§ **TASK GOAL**
Transcribe the records that follow in their entirety, omitting any pictures.

[START]

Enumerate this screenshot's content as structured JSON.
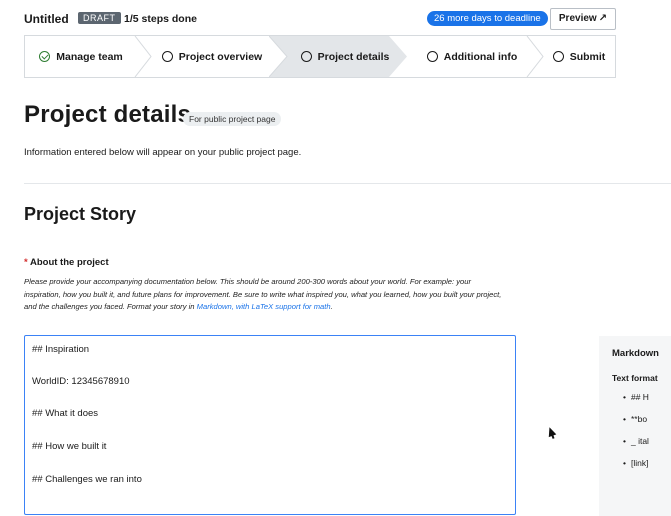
{
  "header": {
    "title": "Untitled",
    "badge": "DRAFT",
    "progress": "1/5 steps done",
    "deadline": "26 more days to deadline",
    "preview_label": "Preview"
  },
  "stepper": {
    "steps": [
      {
        "label": "Manage team",
        "state": "done"
      },
      {
        "label": "Project overview",
        "state": "todo"
      },
      {
        "label": "Project details",
        "state": "active"
      },
      {
        "label": "Additional info",
        "state": "todo"
      },
      {
        "label": "Submit",
        "state": "todo"
      }
    ]
  },
  "page": {
    "title": "Project details",
    "tag": "For public project page",
    "intro": "Information entered below will appear on your public project page."
  },
  "story": {
    "heading": "Project Story",
    "field_label": "About the project",
    "help_text": "Please provide your accompanying documentation below. This should be around 200-300 words about your world. For example: your inspiration, how you built it, and future plans for improvement. Be sure to write what inspired you, what you learned, how you built your project, and the challenges you faced. Format your story in ",
    "help_link": "Markdown, with LaTeX support for math",
    "help_end": "."
  },
  "editor": {
    "lines": [
      "## Inspiration",
      "WorldID: 12345678910",
      "## What it does",
      "## How we built it",
      "## Challenges we ran into"
    ]
  },
  "markdown_help": {
    "title": "Markdown",
    "subtitle": "Text format",
    "items": [
      "## H",
      "**bo",
      "_ ital",
      "[link]"
    ]
  },
  "colors": {
    "accent": "#1a73e8",
    "done": "#2e7d32",
    "editor_border": "#3b82f6",
    "badge_bg": "#5c6670",
    "active_step_bg": "#e3e6e9"
  }
}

[END]

§ **RESULT**
Enumerate this screenshot's content as structured JSON.
{
  "header": {
    "title": "Untitled",
    "badge": "DRAFT",
    "progress": "1/5 steps done",
    "deadline": "26 more days to deadline",
    "preview_label": "Preview"
  },
  "stepper": {
    "steps": [
      {
        "label": "Manage team",
        "state": "done"
      },
      {
        "label": "Project overview",
        "state": "todo"
      },
      {
        "label": "Project details",
        "state": "active"
      },
      {
        "label": "Additional info",
        "state": "todo"
      },
      {
        "label": "Submit",
        "state": "todo"
      }
    ]
  },
  "page": {
    "title": "Project details",
    "tag": "For public project page",
    "intro": "Information entered below will appear on your public project page."
  },
  "story": {
    "heading": "Project Story",
    "field_label": "About the project",
    "help_text": "Please provide your accompanying documentation below. This should be around 200-300 words about your world. For example: your inspiration, how you built it, and future plans for improvement. Be sure to write what inspired you, what you learned, how you built your project, and the challenges you faced. Format your story in ",
    "help_link": "Markdown, with LaTeX support for math",
    "help_end": "."
  },
  "editor": {
    "lines": [
      "## Inspiration",
      "WorldID: 12345678910",
      "## What it does",
      "## How we built it",
      "## Challenges we ran into"
    ]
  },
  "markdown_help": {
    "title": "Markdown",
    "subtitle": "Text format",
    "items": [
      "## H",
      "**bo",
      "_ ital",
      "[link]"
    ]
  },
  "colors": {
    "accent": "#1a73e8",
    "done": "#2e7d32",
    "editor_border": "#3b82f6",
    "badge_bg": "#5c6670",
    "active_step_bg": "#e3e6e9"
  }
}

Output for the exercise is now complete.